__WHAT THIS TASK INVOLVES__
Can you transcribe the passage of the talk transcript below starting with "with two slips" and going on through "this on my own.", word for word?

So too we learn that our world is on fire,

and it is our job to keep our hearts
and our eyes open,

and to recognize
that it’s our responsibility

to help put out the flames.

This is extremely difficult to do.

Psychologists tell us that the more
we learn about what’s broken in our world,

the less likely we are to do anything.

It’s called psychic numbing.

We just shut down at a certain point.

Well, somewhere along the way,
our religious leaders forgot

that it’s our job
to make people uncomfortable.

It’s our job to wake people up,

to pull them out of their apathy

and into the anguish,

and to insist that we do
what we don’t want to do

and see what we do not want to see.

Because we know
that social change only happens –

(Applause)

when we are awake enough
to see that the house is on fire.

The second principle is hope,

and I want to say this about hope.

Hope is not naive,

and hope is not an opiate.

Hope may be the single
greatest act of defiance

against a politics of pessimism

and against a culture of despair.

Because what hope does for us

is it lifts us out of the container

that holds us and constrains us
from the outside,

and says, “You can dream
and think expansively again.

That they cannot control in you.”

I saw hope made manifest
in an African-American church

in the South Side of Chicago this summer,

where I brought my little girl,

who is now 13

and a few inches taller than me,

to hear my friend Rev. Otis Moss preach.

That summer, there had already been
3,000 people shot

between January and July in Chicago.

We went into that church
and heard Rev. Moss preach,

and after he did,

this choir of gorgeous women,
100 women strong,

stood up and began to sing.

“I need you. You need me.

I love you. I need you to survive.”

And I realized in that moment

that this is what religion
is supposed to be about.

It’s supposed to be about
giving people back a sense of purpose,

a sense of hope,

a sense that they and their dreams
fundamentally matter in this world

that tells them
that they don’t matter at all.

The third principle
is the principle of mightiness.

There’s a rabbinic tradition
that we are to walk around

with two slips of paper in our pockets.

One says, “I am but dust and ashes.”

It’s not all about me.

I can’t control everything,
and I cannot do this on my own.

The other slip of paper says,
“For my sake the world was created.”

Which is to say it’s true
that I can’t do everything,

but I can surely do something.

I can forgive.

I can love.

I can show up.

I can protest.

I can be a part of this conversation.

We even now have a religious ritual,

a posture,

that holds the paradox
between powerlessness and power.

In the Jewish community,

the only time of year
that we prostrate fully to the ground

is during the high holy days.

It’s a sign of total submission.

Now in our community,
when we get up off the ground,

we stand with our hands
raised to the heavens,

and we say, “I am strong,
I am mighty, and I am worthy.

I can’t do everything,
but I can do something.”

In a world that conspires
to make us believe that we are invisible

and that we are impotent,

religious communities and religious ritual

can remind us that for whatever
amount of time we have here on this Earth,

whatever gifts and blessings
we were given,

whatever resources we have,

we can and we must use them

to try to make the world
a little bit more just

and a little bit more loving.

The fourth and final
is interconnectedness.

__COLLECTED DATA__

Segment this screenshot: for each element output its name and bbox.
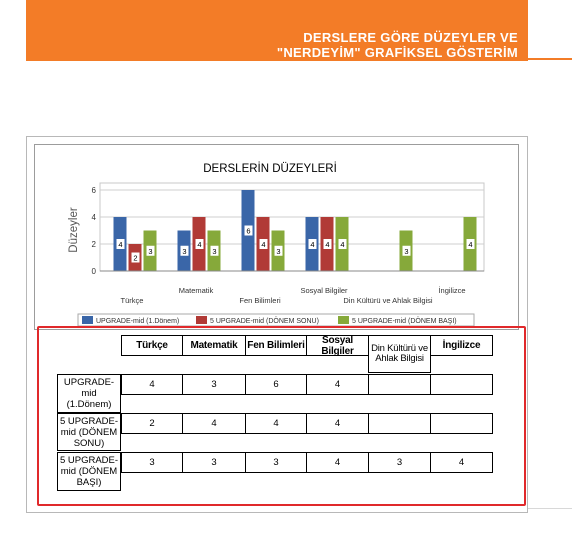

__THE SOLUTION__
with two slips of paper in our pockets.

One says, “I am but dust and ashes.”

It’s not all about me.

I can’t control everything,
and I cannot do this on my own.